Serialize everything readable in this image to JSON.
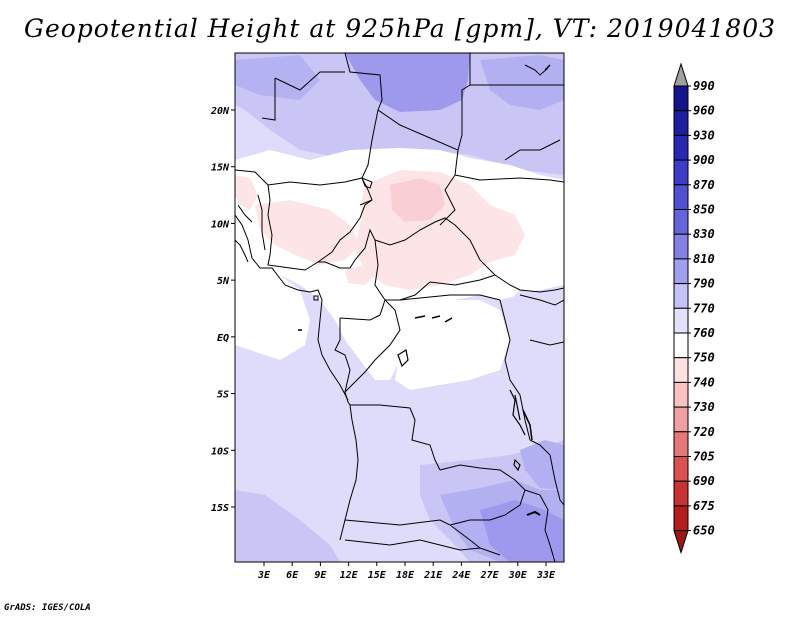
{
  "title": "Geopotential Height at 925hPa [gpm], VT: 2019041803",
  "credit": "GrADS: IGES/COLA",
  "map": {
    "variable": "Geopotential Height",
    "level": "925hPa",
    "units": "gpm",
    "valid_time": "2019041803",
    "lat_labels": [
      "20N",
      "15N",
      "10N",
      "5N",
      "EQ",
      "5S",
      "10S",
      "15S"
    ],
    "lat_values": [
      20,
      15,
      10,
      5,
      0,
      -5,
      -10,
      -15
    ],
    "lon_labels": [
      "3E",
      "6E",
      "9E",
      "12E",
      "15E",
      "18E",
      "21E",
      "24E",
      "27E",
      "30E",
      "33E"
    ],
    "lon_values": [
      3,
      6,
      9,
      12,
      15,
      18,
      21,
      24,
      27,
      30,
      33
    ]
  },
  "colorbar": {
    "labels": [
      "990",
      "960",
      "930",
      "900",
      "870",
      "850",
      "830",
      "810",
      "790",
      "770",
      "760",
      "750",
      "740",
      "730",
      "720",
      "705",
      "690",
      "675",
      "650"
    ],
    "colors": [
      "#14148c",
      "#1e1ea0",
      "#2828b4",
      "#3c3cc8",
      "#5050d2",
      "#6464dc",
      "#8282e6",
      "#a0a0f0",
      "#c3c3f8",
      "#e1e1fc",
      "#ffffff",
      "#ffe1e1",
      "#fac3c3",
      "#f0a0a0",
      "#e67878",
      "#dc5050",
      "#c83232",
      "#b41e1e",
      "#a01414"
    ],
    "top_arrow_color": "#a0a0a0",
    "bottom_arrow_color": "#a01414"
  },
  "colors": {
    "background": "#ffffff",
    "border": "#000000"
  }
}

Exercise task: Restate the entire listing word for word, excluding pictures.

Final result:
Serialize everything readable in this image to JSON.
{
  "title": "Geopotential Height at 925hPa [gpm], VT: 2019041803",
  "credit": "GrADS: IGES/COLA",
  "map": {
    "variable": "Geopotential Height",
    "level": "925hPa",
    "units": "gpm",
    "valid_time": "2019041803",
    "lat_labels": [
      "20N",
      "15N",
      "10N",
      "5N",
      "EQ",
      "5S",
      "10S",
      "15S"
    ],
    "lat_values": [
      20,
      15,
      10,
      5,
      0,
      -5,
      -10,
      -15
    ],
    "lon_labels": [
      "3E",
      "6E",
      "9E",
      "12E",
      "15E",
      "18E",
      "21E",
      "24E",
      "27E",
      "30E",
      "33E"
    ],
    "lon_values": [
      3,
      6,
      9,
      12,
      15,
      18,
      21,
      24,
      27,
      30,
      33
    ]
  },
  "colorbar": {
    "labels": [
      "990",
      "960",
      "930",
      "900",
      "870",
      "850",
      "830",
      "810",
      "790",
      "770",
      "760",
      "750",
      "740",
      "730",
      "720",
      "705",
      "690",
      "675",
      "650"
    ],
    "colors": [
      "#14148c",
      "#1e1ea0",
      "#2828b4",
      "#3c3cc8",
      "#5050d2",
      "#6464dc",
      "#8282e6",
      "#a0a0f0",
      "#c3c3f8",
      "#e1e1fc",
      "#ffffff",
      "#ffe1e1",
      "#fac3c3",
      "#f0a0a0",
      "#e67878",
      "#dc5050",
      "#c83232",
      "#b41e1e",
      "#a01414"
    ],
    "top_arrow_color": "#a0a0a0",
    "bottom_arrow_color": "#a01414"
  },
  "colors": {
    "background": "#ffffff",
    "border": "#000000"
  }
}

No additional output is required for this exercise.